PROBLEM STATEMENT —
Leaving out the pictures, output the lines from the one that contains "Transcribe the text in this document." through the end of the material, exactly as they stand.
begin EXCERPTED DATA
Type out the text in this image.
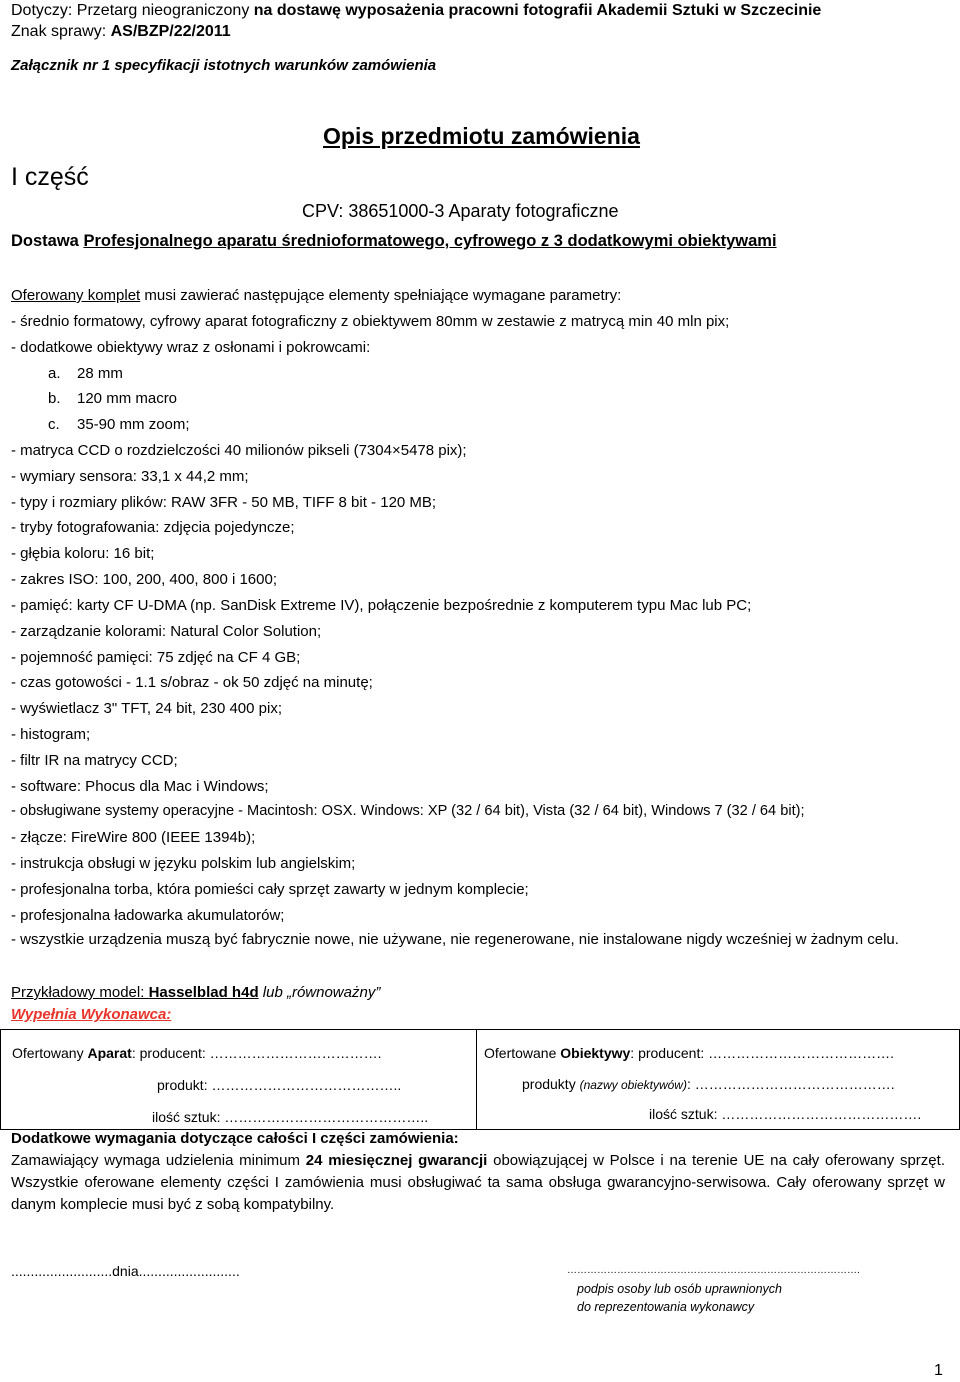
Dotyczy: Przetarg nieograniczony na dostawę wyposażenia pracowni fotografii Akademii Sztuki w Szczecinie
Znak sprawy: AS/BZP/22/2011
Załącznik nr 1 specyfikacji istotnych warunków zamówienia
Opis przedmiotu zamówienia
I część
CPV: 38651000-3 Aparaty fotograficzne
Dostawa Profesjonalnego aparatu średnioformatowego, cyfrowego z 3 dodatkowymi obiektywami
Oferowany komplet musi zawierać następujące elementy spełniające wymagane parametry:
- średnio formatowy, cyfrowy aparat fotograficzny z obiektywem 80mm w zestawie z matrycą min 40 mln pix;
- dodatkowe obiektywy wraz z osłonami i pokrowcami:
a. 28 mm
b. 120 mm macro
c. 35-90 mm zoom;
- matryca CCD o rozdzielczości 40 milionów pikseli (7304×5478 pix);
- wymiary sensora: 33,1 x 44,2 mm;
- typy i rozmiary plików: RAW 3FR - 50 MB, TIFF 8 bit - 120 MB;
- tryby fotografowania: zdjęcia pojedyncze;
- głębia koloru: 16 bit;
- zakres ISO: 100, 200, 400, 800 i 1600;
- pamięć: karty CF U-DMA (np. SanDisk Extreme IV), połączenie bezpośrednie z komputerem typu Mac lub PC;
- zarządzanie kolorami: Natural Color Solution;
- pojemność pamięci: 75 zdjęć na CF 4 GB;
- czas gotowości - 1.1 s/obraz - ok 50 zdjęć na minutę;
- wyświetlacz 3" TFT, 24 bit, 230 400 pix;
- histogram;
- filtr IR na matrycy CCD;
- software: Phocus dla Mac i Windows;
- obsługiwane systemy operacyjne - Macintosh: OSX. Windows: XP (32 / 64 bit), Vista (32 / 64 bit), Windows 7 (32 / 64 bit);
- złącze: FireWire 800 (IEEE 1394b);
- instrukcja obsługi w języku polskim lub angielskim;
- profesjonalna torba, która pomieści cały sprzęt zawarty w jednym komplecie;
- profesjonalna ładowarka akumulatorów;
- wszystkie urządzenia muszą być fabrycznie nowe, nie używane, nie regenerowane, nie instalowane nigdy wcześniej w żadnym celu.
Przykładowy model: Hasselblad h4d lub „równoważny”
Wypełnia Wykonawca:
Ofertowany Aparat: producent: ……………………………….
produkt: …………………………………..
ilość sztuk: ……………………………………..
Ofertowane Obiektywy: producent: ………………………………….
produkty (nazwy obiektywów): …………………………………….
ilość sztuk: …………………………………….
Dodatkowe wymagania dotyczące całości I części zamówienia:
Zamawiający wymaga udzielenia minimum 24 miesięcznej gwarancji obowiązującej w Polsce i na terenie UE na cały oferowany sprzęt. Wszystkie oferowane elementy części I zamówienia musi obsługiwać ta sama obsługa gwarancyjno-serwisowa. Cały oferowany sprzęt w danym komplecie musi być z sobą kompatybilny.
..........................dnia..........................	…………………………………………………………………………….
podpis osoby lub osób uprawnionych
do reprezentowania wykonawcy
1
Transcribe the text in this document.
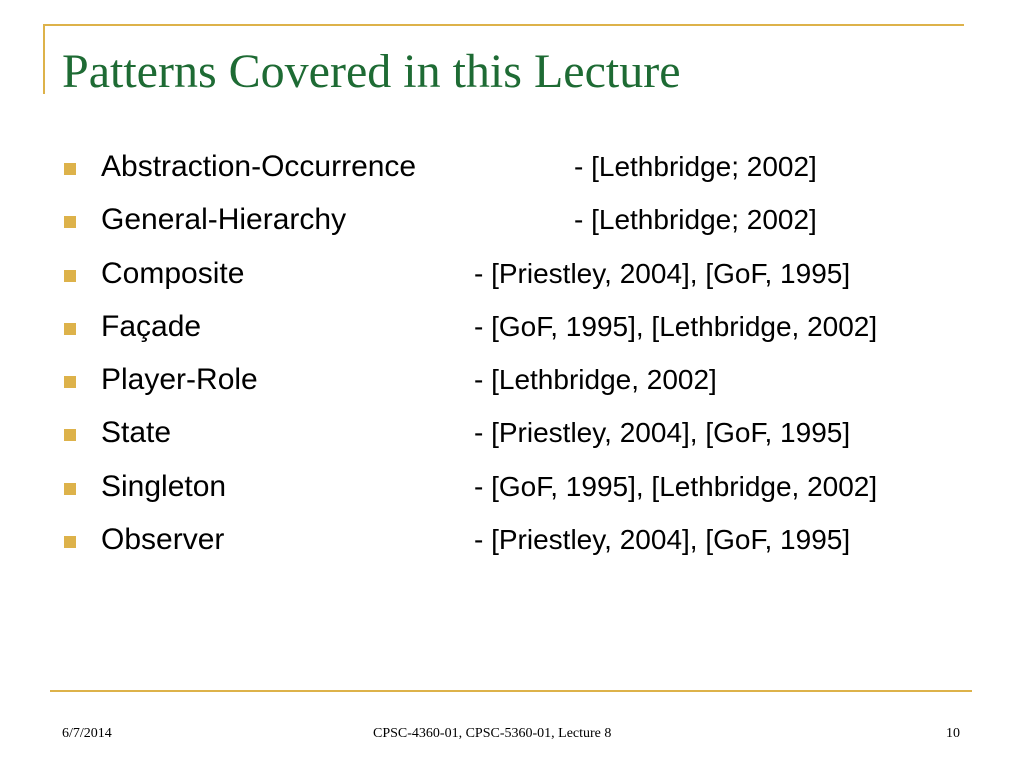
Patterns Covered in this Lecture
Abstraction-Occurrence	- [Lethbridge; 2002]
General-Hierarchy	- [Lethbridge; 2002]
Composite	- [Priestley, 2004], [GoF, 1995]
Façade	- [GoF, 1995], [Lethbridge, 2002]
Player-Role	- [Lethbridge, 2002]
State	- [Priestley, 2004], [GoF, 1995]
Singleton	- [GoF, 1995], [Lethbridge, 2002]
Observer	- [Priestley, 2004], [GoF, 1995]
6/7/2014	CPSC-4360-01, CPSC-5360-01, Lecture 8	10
end EXCERPTED DATA
ANSWER TO THE EXERCISE —
Transcribe the text in this document.
Patterns Covered in this Lecture
Abstraction-Occurrence	- [Lethbridge; 2002]
General-Hierarchy	- [Lethbridge; 2002]
Composite	- [Priestley, 2004], [GoF, 1995]
Façade	- [GoF, 1995], [Lethbridge, 2002]
Player-Role	- [Lethbridge, 2002]
State	- [Priestley, 2004], [GoF, 1995]
Singleton	- [GoF, 1995], [Lethbridge, 2002]
Observer	- [Priestley, 2004], [GoF, 1995]
6/7/2014	CPSC-4360-01, CPSC-5360-01, Lecture 8	10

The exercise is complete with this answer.